**GIVEN INSTRUCTION:**
Would you pull out every line of the material that contains the string "virtual"?
--- START SUPPLIED RECORDS ---
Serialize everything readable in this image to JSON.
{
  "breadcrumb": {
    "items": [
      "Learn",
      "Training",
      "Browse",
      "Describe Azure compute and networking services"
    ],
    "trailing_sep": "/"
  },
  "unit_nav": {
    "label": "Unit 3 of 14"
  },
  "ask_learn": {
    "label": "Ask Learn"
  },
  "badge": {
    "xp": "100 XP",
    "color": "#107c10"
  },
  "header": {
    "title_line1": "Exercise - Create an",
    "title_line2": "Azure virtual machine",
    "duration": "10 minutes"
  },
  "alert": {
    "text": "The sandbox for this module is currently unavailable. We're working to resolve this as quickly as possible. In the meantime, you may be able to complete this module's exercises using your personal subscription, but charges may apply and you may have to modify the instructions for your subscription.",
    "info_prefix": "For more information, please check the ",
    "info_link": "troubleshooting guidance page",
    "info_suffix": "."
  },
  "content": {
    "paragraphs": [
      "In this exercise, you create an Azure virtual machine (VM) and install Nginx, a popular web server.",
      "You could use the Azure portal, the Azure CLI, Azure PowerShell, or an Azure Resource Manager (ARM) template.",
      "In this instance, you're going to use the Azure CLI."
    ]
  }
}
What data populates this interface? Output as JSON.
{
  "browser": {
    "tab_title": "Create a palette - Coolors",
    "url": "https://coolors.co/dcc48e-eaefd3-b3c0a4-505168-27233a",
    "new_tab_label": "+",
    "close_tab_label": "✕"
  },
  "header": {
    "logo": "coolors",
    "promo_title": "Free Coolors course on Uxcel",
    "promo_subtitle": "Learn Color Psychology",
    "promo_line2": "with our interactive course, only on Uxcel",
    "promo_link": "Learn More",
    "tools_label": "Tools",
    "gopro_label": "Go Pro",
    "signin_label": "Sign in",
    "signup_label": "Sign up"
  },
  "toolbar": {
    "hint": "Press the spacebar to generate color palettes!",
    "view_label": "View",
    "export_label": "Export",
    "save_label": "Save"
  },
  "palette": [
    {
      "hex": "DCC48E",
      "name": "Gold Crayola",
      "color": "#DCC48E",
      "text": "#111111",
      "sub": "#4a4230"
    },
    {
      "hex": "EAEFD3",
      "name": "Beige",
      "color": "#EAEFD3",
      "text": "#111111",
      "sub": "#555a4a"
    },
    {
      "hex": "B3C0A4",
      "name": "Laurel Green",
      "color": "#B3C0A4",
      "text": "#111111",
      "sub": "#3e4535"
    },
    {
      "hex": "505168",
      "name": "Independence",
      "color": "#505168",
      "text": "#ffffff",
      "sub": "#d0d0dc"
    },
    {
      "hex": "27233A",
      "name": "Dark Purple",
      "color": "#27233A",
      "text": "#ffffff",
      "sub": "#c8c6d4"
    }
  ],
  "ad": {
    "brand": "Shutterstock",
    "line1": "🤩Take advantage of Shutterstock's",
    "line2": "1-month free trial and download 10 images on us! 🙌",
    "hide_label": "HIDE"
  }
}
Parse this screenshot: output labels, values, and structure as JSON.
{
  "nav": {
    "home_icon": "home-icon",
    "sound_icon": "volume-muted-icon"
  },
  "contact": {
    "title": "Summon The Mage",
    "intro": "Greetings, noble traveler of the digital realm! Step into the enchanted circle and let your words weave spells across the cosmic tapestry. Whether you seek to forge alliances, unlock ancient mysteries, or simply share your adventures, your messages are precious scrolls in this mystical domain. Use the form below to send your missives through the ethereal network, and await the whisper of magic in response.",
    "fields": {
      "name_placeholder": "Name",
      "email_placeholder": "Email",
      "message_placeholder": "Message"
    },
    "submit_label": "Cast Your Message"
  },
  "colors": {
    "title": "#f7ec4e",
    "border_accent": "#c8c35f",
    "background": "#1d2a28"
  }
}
--- END SUPPLIED RECORDS ---
**CORRECT RESULT:**
    "title_line2": "Azure virtual machine",
      "In this exercise, you create an Azure virtual machine (VM) and install Nginx, a popular web server.",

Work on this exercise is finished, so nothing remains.